* _Dataset content_
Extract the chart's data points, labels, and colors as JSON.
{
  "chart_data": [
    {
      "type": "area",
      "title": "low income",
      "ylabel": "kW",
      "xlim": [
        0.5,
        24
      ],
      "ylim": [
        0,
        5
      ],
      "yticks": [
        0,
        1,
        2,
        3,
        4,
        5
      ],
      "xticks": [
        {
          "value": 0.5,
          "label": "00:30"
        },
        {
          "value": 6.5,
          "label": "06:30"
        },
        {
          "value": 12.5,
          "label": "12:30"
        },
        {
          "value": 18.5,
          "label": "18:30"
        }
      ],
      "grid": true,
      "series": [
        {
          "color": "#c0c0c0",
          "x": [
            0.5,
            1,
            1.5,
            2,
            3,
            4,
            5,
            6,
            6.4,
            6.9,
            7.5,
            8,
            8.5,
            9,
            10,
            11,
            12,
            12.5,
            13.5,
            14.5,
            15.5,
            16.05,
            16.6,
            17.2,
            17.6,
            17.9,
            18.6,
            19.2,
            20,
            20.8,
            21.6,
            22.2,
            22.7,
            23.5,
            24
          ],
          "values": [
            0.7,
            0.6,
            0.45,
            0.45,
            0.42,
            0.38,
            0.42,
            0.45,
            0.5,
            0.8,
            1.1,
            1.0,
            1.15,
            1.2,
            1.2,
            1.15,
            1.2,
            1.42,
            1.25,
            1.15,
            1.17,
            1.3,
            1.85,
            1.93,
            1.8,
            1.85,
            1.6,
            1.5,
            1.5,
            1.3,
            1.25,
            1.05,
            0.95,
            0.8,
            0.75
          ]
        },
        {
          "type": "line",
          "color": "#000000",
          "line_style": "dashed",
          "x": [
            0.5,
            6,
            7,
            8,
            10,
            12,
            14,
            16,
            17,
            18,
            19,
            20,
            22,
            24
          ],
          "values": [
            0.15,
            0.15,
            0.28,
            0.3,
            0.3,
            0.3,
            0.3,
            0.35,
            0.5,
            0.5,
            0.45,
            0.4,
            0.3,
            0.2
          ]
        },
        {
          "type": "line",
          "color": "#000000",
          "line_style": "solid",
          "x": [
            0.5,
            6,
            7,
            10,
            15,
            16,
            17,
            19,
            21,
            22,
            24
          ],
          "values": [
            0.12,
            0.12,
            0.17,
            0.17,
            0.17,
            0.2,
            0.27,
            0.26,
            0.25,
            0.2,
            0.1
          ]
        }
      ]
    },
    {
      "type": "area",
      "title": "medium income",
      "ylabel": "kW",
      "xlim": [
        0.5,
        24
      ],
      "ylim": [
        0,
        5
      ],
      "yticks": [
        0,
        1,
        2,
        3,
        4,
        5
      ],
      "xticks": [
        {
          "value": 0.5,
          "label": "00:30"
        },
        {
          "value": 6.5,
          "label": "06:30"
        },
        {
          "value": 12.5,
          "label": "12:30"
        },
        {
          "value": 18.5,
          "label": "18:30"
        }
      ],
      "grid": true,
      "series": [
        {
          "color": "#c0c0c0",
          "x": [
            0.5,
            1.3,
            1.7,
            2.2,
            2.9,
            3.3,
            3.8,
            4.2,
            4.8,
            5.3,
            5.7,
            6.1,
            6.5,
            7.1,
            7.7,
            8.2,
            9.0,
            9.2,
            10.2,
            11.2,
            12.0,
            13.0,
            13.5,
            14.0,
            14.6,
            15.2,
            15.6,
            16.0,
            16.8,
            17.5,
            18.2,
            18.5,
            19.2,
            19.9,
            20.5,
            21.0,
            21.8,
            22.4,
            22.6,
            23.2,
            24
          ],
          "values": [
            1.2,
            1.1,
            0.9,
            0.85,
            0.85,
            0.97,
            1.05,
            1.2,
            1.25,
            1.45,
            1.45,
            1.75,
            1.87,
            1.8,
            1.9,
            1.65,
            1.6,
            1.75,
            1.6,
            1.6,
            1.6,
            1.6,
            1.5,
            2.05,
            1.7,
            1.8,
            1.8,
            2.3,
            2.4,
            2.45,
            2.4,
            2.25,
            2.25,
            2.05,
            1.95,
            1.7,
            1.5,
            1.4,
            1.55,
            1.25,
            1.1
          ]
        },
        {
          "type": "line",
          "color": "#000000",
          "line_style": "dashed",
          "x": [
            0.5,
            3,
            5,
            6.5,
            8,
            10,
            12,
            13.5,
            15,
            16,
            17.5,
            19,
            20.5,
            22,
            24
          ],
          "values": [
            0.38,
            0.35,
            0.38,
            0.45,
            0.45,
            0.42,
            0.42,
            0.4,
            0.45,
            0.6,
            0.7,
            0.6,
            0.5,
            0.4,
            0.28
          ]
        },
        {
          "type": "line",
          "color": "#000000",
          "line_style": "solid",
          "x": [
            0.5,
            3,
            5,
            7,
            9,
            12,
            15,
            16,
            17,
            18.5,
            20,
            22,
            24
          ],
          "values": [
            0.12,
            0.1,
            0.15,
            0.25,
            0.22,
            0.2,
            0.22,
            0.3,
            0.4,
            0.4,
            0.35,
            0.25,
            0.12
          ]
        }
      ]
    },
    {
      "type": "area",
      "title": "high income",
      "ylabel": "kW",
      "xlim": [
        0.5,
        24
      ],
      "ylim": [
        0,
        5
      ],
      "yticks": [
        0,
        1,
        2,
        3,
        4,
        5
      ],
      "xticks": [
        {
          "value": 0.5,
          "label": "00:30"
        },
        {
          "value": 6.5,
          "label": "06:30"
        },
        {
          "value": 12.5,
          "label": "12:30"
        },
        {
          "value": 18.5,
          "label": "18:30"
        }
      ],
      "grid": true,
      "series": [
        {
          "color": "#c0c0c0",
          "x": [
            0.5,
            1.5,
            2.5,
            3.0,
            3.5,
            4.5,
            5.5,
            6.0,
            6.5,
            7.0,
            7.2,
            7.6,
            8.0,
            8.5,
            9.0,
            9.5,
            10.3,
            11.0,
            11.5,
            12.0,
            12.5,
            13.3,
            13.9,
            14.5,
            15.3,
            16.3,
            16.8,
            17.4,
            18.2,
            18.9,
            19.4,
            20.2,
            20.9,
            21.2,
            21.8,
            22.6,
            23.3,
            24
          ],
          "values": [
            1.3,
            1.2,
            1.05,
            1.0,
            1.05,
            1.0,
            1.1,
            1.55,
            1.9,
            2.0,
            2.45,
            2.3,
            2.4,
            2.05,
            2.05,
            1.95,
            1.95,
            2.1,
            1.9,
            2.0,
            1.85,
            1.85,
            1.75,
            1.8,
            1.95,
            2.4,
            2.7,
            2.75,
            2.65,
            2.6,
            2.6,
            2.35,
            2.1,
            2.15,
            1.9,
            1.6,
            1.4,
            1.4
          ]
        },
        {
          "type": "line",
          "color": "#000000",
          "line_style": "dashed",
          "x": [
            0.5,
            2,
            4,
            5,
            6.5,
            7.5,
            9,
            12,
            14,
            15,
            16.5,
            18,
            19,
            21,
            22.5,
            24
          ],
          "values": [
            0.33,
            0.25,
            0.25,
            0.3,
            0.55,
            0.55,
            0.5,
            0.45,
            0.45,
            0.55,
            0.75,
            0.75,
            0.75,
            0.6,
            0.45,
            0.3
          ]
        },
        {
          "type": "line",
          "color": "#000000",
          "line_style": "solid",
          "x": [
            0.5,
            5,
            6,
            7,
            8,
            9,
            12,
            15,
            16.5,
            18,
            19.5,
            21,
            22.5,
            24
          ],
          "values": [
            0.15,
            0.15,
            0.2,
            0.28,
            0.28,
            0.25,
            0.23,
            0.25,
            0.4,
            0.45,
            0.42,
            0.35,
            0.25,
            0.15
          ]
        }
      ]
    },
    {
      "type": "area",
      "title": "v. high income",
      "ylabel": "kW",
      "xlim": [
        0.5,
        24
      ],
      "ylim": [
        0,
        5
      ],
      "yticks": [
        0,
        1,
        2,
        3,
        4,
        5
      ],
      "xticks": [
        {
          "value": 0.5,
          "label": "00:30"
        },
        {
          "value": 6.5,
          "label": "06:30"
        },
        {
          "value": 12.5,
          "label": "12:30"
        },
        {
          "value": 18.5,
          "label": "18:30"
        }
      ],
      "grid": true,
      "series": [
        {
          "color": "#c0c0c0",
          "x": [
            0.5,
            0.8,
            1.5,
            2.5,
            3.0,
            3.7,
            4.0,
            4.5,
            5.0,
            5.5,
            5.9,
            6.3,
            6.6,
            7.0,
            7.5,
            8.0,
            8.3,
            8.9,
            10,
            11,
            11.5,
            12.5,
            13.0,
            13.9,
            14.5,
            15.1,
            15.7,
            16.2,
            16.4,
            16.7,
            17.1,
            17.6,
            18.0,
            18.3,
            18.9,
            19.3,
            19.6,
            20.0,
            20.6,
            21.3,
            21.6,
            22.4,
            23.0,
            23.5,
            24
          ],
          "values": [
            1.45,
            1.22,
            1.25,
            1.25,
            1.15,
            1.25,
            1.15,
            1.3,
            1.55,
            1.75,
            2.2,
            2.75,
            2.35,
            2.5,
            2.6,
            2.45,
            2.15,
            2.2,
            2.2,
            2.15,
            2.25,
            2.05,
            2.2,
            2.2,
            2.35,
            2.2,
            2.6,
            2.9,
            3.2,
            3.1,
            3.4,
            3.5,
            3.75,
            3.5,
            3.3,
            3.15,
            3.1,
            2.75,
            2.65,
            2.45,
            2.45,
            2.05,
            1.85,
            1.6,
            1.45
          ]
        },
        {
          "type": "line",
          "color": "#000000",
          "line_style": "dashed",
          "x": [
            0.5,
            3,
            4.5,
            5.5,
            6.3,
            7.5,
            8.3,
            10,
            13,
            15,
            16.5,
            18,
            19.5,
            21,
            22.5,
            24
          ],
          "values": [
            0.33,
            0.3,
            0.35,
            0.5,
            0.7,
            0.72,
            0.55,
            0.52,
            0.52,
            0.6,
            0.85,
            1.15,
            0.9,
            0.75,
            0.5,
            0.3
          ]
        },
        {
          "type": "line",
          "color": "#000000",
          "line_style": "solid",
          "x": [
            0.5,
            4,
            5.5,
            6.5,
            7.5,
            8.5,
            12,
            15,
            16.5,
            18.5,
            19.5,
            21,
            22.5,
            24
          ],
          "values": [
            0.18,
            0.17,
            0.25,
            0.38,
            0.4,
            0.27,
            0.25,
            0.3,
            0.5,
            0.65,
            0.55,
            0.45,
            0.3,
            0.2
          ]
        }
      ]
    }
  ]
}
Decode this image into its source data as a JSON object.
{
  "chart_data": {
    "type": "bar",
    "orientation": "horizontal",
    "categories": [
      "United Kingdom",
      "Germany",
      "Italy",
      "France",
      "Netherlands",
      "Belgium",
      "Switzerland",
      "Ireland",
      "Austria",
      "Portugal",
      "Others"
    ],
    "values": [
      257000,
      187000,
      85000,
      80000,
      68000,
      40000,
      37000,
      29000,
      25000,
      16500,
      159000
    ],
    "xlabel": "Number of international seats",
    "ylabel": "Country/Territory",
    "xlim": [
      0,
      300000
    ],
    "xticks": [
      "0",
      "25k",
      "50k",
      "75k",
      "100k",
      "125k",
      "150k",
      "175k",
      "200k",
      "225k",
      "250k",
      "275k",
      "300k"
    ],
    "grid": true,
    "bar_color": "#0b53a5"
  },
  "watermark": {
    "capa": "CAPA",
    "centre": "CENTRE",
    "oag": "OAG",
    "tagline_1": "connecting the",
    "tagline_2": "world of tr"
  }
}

* _Instruction_
Count the lines in the records above that hold the word "JSON", and give only that number.

* _Output of the exercise_
2